------ Data for the task
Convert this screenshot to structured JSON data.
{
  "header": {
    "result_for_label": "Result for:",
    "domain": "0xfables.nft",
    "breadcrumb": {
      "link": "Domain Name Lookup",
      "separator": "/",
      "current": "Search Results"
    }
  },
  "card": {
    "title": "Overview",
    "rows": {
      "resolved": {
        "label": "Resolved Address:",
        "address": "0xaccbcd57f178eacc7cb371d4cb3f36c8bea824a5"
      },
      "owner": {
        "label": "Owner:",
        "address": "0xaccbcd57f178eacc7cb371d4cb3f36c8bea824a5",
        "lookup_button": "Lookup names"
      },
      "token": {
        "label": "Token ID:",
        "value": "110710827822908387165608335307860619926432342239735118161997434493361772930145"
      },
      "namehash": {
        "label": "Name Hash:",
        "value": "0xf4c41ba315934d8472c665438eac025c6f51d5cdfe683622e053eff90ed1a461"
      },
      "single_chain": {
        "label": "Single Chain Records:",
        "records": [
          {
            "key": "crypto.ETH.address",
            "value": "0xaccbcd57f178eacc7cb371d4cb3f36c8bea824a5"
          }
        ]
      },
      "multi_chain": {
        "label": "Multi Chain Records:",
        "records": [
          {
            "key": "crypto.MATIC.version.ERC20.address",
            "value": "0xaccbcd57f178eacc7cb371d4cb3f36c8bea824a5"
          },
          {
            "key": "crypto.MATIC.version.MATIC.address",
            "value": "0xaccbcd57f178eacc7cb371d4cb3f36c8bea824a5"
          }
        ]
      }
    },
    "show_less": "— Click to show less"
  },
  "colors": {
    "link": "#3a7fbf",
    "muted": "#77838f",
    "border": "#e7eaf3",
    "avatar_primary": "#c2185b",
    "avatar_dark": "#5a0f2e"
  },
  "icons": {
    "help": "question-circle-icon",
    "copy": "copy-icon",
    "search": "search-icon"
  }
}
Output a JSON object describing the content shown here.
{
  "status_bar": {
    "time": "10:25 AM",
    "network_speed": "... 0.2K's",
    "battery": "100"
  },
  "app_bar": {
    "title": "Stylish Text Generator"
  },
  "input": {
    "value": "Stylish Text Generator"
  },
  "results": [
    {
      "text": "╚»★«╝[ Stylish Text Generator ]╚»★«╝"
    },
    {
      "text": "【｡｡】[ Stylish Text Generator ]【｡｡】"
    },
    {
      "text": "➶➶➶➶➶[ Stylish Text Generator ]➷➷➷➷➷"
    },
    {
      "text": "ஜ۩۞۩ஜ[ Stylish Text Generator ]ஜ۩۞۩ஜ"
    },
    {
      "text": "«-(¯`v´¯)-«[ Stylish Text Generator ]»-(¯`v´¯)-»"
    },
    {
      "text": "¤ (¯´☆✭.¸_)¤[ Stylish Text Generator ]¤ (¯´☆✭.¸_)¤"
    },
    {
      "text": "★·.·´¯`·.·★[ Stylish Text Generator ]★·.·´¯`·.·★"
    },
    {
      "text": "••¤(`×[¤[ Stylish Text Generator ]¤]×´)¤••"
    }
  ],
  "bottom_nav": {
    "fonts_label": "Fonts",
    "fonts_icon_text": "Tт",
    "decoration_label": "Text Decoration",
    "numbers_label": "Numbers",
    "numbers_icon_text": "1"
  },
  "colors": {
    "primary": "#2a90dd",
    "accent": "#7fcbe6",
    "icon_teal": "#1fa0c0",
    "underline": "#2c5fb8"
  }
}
------------
Your goal:
Repeat the records above in full, character for character.

Solution for this task:
Convert this screenshot to structured JSON data.
{
  "header": {
    "result_for_label": "Result for:",
    "domain": "0xfables.nft",
    "breadcrumb": {
      "link": "Domain Name Lookup",
      "separator": "/",
      "current": "Search Results"
    }
  },
  "card": {
    "title": "Overview",
    "rows": {
      "resolved": {
        "label": "Resolved Address:",
        "address": "0xaccbcd57f178eacc7cb371d4cb3f36c8bea824a5"
      },
      "owner": {
        "label": "Owner:",
        "address": "0xaccbcd57f178eacc7cb371d4cb3f36c8bea824a5",
        "lookup_button": "Lookup names"
      },
      "token": {
        "label": "Token ID:",
        "value": "110710827822908387165608335307860619926432342239735118161997434493361772930145"
      },
      "namehash": {
        "label": "Name Hash:",
        "value": "0xf4c41ba315934d8472c665438eac025c6f51d5cdfe683622e053eff90ed1a461"
      },
      "single_chain": {
        "label": "Single Chain Records:",
        "records": [
          {
            "key": "crypto.ETH.address",
            "value": "0xaccbcd57f178eacc7cb371d4cb3f36c8bea824a5"
          }
        ]
      },
      "multi_chain": {
        "label": "Multi Chain Records:",
        "records": [
          {
            "key": "crypto.MATIC.version.ERC20.address",
            "value": "0xaccbcd57f178eacc7cb371d4cb3f36c8bea824a5"
          },
          {
            "key": "crypto.MATIC.version.MATIC.address",
            "value": "0xaccbcd57f178eacc7cb371d4cb3f36c8bea824a5"
          }
        ]
      }
    },
    "show_less": "— Click to show less"
  },
  "colors": {
    "link": "#3a7fbf",
    "muted": "#77838f",
    "border": "#e7eaf3",
    "avatar_primary": "#c2185b",
    "avatar_dark": "#5a0f2e"
  },
  "icons": {
    "help": "question-circle-icon",
    "copy": "copy-icon",
    "search": "search-icon"
  }
}
Output a JSON object describing the content shown here.
{
  "status_bar": {
    "time": "10:25 AM",
    "network_speed": "... 0.2K's",
    "battery": "100"
  },
  "app_bar": {
    "title": "Stylish Text Generator"
  },
  "input": {
    "value": "Stylish Text Generator"
  },
  "results": [
    {
      "text": "╚»★«╝[ Stylish Text Generator ]╚»★«╝"
    },
    {
      "text": "【｡｡】[ Stylish Text Generator ]【｡｡】"
    },
    {
      "text": "➶➶➶➶➶[ Stylish Text Generator ]➷➷➷➷➷"
    },
    {
      "text": "ஜ۩۞۩ஜ[ Stylish Text Generator ]ஜ۩۞۩ஜ"
    },
    {
      "text": "«-(¯`v´¯)-«[ Stylish Text Generator ]»-(¯`v´¯)-»"
    },
    {
      "text": "¤ (¯´☆✭.¸_)¤[ Stylish Text Generator ]¤ (¯´☆✭.¸_)¤"
    },
    {
      "text": "★·.·´¯`·.·★[ Stylish Text Generator ]★·.·´¯`·.·★"
    },
    {
      "text": "••¤(`×[¤[ Stylish Text Generator ]¤]×´)¤••"
    }
  ],
  "bottom_nav": {
    "fonts_label": "Fonts",
    "fonts_icon_text": "Tт",
    "decoration_label": "Text Decoration",
    "numbers_label": "Numbers",
    "numbers_icon_text": "1"
  },
  "colors": {
    "primary": "#2a90dd",
    "accent": "#7fcbe6",
    "icon_teal": "#1fa0c0",
    "underline": "#2c5fb8"
  }
}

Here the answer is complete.